Directions: Using the records below, copy out exactly the line that contains "Convert this screenshot" and every line that follows it, up to and including the last, and no others.

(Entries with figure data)
--- --- ---
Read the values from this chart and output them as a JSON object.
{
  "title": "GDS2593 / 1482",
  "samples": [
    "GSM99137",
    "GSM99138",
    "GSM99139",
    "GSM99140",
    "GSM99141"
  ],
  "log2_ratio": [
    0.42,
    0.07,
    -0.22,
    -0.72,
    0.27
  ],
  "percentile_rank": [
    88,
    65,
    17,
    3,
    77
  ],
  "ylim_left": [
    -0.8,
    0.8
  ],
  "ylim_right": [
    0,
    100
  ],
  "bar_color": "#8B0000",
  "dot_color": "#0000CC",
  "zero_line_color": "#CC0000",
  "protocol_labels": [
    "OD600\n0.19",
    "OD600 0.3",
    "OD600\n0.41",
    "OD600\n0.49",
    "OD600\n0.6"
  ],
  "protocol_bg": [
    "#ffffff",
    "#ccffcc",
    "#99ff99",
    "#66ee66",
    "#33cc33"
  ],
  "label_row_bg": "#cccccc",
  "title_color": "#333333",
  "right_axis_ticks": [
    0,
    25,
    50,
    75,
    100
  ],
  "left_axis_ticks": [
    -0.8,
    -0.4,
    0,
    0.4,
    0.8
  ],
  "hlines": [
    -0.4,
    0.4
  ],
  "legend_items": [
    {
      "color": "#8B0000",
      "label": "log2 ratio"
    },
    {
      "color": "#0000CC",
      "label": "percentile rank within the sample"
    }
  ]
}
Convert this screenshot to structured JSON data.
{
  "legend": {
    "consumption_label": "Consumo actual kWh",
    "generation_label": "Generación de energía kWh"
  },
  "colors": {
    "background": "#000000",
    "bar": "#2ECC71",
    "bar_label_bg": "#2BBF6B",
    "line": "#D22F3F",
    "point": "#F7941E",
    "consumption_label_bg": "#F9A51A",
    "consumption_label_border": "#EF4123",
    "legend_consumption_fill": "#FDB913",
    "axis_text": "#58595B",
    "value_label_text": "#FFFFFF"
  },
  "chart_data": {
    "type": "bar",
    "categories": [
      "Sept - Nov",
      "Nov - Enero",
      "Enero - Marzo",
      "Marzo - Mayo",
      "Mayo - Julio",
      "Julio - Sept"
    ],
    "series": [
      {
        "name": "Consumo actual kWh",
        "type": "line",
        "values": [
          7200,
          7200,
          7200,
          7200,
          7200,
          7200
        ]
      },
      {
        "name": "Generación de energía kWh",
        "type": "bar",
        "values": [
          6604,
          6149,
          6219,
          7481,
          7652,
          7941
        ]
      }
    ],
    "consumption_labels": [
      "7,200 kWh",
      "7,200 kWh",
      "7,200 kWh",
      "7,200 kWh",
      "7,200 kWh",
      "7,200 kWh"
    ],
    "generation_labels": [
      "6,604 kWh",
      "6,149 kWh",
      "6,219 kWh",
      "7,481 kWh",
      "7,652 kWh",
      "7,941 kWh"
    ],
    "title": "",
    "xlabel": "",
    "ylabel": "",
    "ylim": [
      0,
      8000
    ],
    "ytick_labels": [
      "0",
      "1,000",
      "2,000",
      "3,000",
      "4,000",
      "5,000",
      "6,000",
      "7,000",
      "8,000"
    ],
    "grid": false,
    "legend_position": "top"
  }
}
--- --- ---
Exercise output:
Convert this screenshot to structured JSON data.
{
  "legend": {
    "consumption_label": "Consumo actual kWh",
    "generation_label": "Generación de energía kWh"
  },
  "colors": {
    "background": "#000000",
    "bar": "#2ECC71",
    "bar_label_bg": "#2BBF6B",
    "line": "#D22F3F",
    "point": "#F7941E",
    "consumption_label_bg": "#F9A51A",
    "consumption_label_border": "#EF4123",
    "legend_consumption_fill": "#FDB913",
    "axis_text": "#58595B",
    "value_label_text": "#FFFFFF"
  },
  "chart_data": {
    "type": "bar",
    "categories": [
      "Sept - Nov",
      "Nov - Enero",
      "Enero - Marzo",
      "Marzo - Mayo",
      "Mayo - Julio",
      "Julio - Sept"
    ],
    "series": [
      {
        "name": "Consumo actual kWh",
        "type": "line",
        "values": [
          7200,
          7200,
          7200,
          7200,
          7200,
          7200
        ]
      },
      {
        "name": "Generación de energía kWh",
        "type": "bar",
        "values": [
          6604,
          6149,
          6219,
          7481,
          7652,
          7941
        ]
      }
    ],
    "consumption_labels": [
      "7,200 kWh",
      "7,200 kWh",
      "7,200 kWh",
      "7,200 kWh",
      "7,200 kWh",
      "7,200 kWh"
    ],
    "generation_labels": [
      "6,604 kWh",
      "6,149 kWh",
      "6,219 kWh",
      "7,481 kWh",
      "7,652 kWh",
      "7,941 kWh"
    ],
    "title": "",
    "xlabel": "",
    "ylabel": "",
    "ylim": [
      0,
      8000
    ],
    "ytick_labels": [
      "0",
      "1,000",
      "2,000",
      "3,000",
      "4,000",
      "5,000",
      "6,000",
      "7,000",
      "8,000"
    ],
    "grid": false,
    "legend_position": "top"
  }
}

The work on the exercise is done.